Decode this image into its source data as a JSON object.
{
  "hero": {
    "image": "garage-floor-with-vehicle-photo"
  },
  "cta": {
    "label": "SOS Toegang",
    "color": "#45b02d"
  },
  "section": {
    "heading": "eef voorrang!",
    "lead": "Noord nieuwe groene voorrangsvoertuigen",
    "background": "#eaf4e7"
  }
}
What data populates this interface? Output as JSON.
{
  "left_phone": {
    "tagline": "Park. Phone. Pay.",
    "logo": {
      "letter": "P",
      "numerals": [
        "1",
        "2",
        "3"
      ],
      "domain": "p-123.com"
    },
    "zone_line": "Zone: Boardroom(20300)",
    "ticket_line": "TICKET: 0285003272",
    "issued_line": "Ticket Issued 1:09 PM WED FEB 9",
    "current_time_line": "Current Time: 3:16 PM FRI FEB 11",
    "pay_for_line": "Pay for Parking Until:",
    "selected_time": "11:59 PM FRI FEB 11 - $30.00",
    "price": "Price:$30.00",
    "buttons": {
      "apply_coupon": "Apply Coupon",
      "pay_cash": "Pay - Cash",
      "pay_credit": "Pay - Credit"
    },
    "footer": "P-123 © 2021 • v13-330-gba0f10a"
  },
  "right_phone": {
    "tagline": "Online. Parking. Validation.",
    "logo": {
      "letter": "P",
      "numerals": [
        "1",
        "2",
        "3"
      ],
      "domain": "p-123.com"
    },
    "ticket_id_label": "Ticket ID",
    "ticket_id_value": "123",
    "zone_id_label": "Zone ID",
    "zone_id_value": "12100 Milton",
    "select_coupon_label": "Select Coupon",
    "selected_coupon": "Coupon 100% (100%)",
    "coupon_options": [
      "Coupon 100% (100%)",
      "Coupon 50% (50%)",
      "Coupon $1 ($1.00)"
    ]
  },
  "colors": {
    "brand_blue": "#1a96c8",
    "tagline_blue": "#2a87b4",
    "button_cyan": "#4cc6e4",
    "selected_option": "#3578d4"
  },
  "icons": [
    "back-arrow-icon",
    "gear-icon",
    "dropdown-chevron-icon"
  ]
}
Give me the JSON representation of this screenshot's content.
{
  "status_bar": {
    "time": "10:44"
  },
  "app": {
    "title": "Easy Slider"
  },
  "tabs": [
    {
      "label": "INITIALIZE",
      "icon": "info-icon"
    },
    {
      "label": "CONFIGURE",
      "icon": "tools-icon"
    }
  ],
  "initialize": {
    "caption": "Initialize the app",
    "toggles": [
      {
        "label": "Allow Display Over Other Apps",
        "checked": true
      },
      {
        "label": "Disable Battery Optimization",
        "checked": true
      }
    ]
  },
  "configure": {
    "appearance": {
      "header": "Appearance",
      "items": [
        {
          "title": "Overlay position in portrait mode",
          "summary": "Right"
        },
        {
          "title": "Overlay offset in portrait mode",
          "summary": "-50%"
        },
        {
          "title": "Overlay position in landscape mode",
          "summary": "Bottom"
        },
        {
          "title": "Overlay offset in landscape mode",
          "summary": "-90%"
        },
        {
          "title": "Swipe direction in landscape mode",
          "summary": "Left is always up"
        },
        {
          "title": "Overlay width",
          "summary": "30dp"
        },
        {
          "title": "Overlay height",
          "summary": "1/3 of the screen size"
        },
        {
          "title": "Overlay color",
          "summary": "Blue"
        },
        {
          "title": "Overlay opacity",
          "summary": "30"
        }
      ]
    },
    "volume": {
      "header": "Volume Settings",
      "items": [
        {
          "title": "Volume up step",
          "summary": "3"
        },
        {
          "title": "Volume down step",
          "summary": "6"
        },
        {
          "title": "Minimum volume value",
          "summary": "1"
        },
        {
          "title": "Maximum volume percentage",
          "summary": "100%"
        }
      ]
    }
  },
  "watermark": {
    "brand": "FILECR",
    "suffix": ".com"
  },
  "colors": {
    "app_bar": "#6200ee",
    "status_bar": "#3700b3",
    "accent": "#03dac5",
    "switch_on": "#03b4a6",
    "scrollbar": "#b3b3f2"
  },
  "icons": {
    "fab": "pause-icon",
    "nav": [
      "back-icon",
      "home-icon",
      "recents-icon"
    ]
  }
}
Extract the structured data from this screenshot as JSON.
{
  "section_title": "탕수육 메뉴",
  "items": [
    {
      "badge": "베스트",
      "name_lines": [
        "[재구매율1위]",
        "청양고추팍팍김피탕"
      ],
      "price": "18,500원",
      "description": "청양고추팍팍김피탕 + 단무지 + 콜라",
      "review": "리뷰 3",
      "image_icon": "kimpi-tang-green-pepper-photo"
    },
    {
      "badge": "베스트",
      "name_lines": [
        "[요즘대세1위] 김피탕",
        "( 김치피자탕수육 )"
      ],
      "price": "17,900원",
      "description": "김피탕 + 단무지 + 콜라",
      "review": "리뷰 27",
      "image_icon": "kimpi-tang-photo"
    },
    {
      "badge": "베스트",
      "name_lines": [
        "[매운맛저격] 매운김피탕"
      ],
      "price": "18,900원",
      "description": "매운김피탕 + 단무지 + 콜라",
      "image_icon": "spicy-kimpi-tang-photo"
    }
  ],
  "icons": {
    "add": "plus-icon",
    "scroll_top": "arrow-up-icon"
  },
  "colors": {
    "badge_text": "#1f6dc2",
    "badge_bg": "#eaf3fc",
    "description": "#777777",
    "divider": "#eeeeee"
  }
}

════════════════

- [Task objective]: From the material above, copy each line that includes the word "step".

- [Worked answer]:
          "title": "Volume up step",
          "title": "Volume down step",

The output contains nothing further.